Source extract:
A hash is a numeric value that can be computed from a given piece of text. Modern computers use hashes because it is faster to compare numbers than text in computers. So all applications, databases, etc store text in the form of hashes and compare the hashes first while comparing the texts.

A hashing algorithm is any method that is used to convert text into a number. For example, we can have a simple hashing algorithm where each alphabet represents a number, like A=1, B=2, C=3 etc. In this case, the hash of CAB becomes 312.

In ancient India, a similar method existed to convert numbers into text – it was called the Katapayadi Sankhya scheme. Note that converting numbers into text is the reverse process of hashing. So, under the Katapayadi scheme each consonant was assigned a number. See the chart below.

Tasks and exercises:
a) Please repeat the hashing text word for word from "In ancient India, a" up to and including "the chart below.".
b) Condense the paragraph of the hashing text that begins "A hashing algorithm is any method" into a shorter version that keeps its main facts.
c) Write the next part of the hashing text, starting after its last sentence.
The entries after this point can be left aside.

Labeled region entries
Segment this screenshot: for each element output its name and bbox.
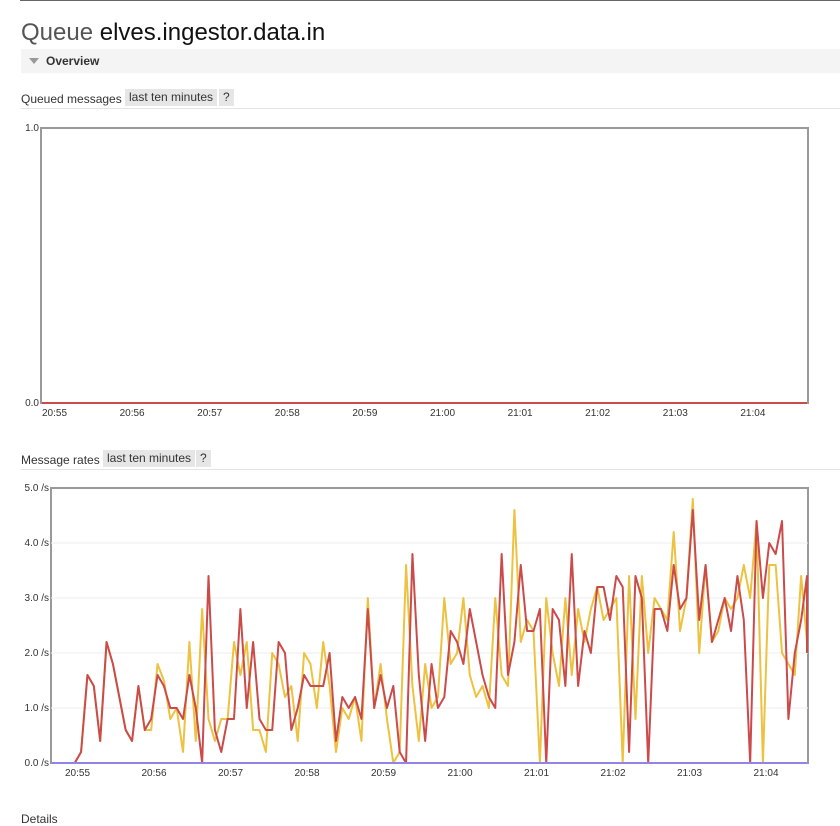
rates-y-tick-label: 4.0 /s bbox=[25, 538, 49, 549]
rates-y-tick-label: 2.0 /s bbox=[25, 648, 49, 659]
message-rates-header: Message rates last ten minutes ? bbox=[21, 450, 840, 470]
queued-plot-frame bbox=[40, 127, 809, 404]
message-rates-title: Message rates bbox=[21, 453, 100, 467]
queue-name: elves.ingestor.data.in bbox=[99, 19, 326, 46]
publish-rate-line bbox=[68, 498, 808, 764]
rates-x-tick-label: 20:55 bbox=[65, 768, 90, 779]
rates-y-tick-label: 1.0 /s bbox=[25, 703, 49, 714]
queued-x-tick-label: 21:02 bbox=[585, 408, 610, 419]
queued-messages-chart: 0.0 1.0 20:55 20:56 20:57 20:58 20:59 21:00 21:0… bbox=[25, 123, 809, 419]
queued-x-tick-label: 20:57 bbox=[197, 408, 222, 419]
queued-messages-title: Queued messages bbox=[21, 92, 122, 106]
queued-x-tick-label: 20:58 bbox=[275, 408, 300, 419]
queued-x-tick-label: 21:01 bbox=[508, 408, 533, 419]
details-heading: Details bbox=[21, 812, 58, 826]
queued-x-tick-label: 21:04 bbox=[740, 408, 765, 419]
queued-messages-header: Queued messages last ten minutes ? bbox=[21, 89, 840, 109]
page-title-prefix: Queue bbox=[21, 19, 94, 46]
rates-y-tick-label: 3.0 /s bbox=[25, 593, 49, 604]
rates-x-tick-label: 20:57 bbox=[218, 768, 243, 779]
queued-x-tick-label: 21:03 bbox=[663, 408, 688, 419]
message-rates-chart: 0.0 /s 1.0 /s 2.0 /s 3.0 /s 4.0 /s 5.0 /s 20:5… bbox=[25, 483, 809, 779]
queued-x-tick-label: 20:59 bbox=[352, 408, 377, 419]
overview-label: Overview bbox=[46, 54, 100, 68]
rates-y-tick-label: 5.0 /s bbox=[25, 483, 49, 494]
queued-help-button[interactable]: ? bbox=[219, 89, 234, 106]
overview-section-toggle[interactable]: Overview bbox=[21, 49, 840, 73]
rates-x-tick-label: 21:03 bbox=[677, 768, 702, 779]
rates-x-tick-label: 21:02 bbox=[600, 768, 625, 779]
rates-x-tick-label: 20:56 bbox=[141, 768, 166, 779]
queued-x-tick-label: 21:00 bbox=[430, 408, 455, 419]
deliver-rate-line bbox=[68, 509, 808, 764]
queued-y-tick-label: 1.0 bbox=[25, 123, 39, 134]
queued-range-button[interactable]: last ten minutes bbox=[125, 89, 218, 106]
queued-y-tick-label: 0.0 bbox=[25, 398, 39, 409]
rates-x-tick-label: 21:04 bbox=[753, 768, 778, 779]
rates-x-tick-label: 21:00 bbox=[447, 768, 472, 779]
queued-x-tick-label: 20:56 bbox=[120, 408, 145, 419]
collapse-triangle-icon bbox=[29, 58, 39, 64]
queued-x-tick-label: 20:55 bbox=[42, 408, 67, 419]
rates-range-button[interactable]: last ten minutes bbox=[103, 450, 196, 467]
rates-x-tick-label: 20:59 bbox=[371, 768, 396, 779]
top-divider bbox=[20, 0, 840, 1]
rates-y-tick-label: 0.0 /s bbox=[25, 758, 49, 769]
page-title: Queue elves.ingestor.data.in bbox=[21, 19, 325, 47]
rates-x-tick-label: 20:58 bbox=[294, 768, 319, 779]
rates-x-tick-label: 21:01 bbox=[524, 768, 549, 779]
rates-help-button[interactable]: ? bbox=[196, 450, 211, 467]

Responses for each task:
a)
In ancient India, a similar method existed to convert numbers into text – it was called the Katapayadi Sankhya scheme. Note that converting numbers into text is the reverse process of hashing. So, under the Katapayadi scheme each consonant was assigned a number. See the chart below.

b) A hashing algorithm turns text into a number. In a simple one, each letter stands for a number (A=1, B=2, C=3), so CAB hashes to 312.

c)
क(Ka)=1 | ख(Ka)=2 | ग(Ga)=3 | घ(Ga)=4 | ज़(Gnya)=5 |

च(Cha)=6 | छ(Cha)=7 | ज(Ja)=8 | झ(Ja)=9 | अ(Nya)=0 |

ट(Ta)=1 | ठ(Ta)=2 | ड(Da)=3 | ढ(Da)=4 | ण(Na)=5 |

त(Tha)=6 | थ(Tha)=7 | द(Dha)=8 | ध(Dha)=9 | न(Na)=0 |

प(Pa) =1 | फ(Pha)=2 | ब(Ba)=3 | भ(Bha)=4 | म(Ma)=5 |

य(Ya)=1 | र(Ra)=2 | ल(La)=3 | व(Va)=4 | श(Sha)=5 |

ष(Sha)=6 | स(Sa)=7 | ह(Ha)=8 | ळ(La)=9 |

The rule was any numeric sequence could be represented using the above table. Note that a single digit has multiple possible consonant values. So this flexibility allowed one to create meaningful word combinations that are easy to memorize, so this was a great mnemonic tool. One could create an infinite number of mnemonics to represent any numeric sequence using Katapayadi!

The name Katapayadi as you can see is derived from the consonants that have a value of 1 in the algorithm i.e. Ka, Ta, Pa, Ya.

## Katapayadi as a mnemonic creating algorithm

गोपीभाग्यमधुव्रात-श्रुग्ङिशोदधिसन्धिग ॥

खलजीवितखाताव गलहालारसंधर ॥

The above is a verse that is written in praise of Krishna and it means

Oh Krishna, the fortune of the Gopis, the destoryer of daemon Madhu, protector of cattle, the one who ventured into the ocean-depths, destroyer of evildoers, one with plough on the shoulder and the bearer of nectar, may (you) protect (us)!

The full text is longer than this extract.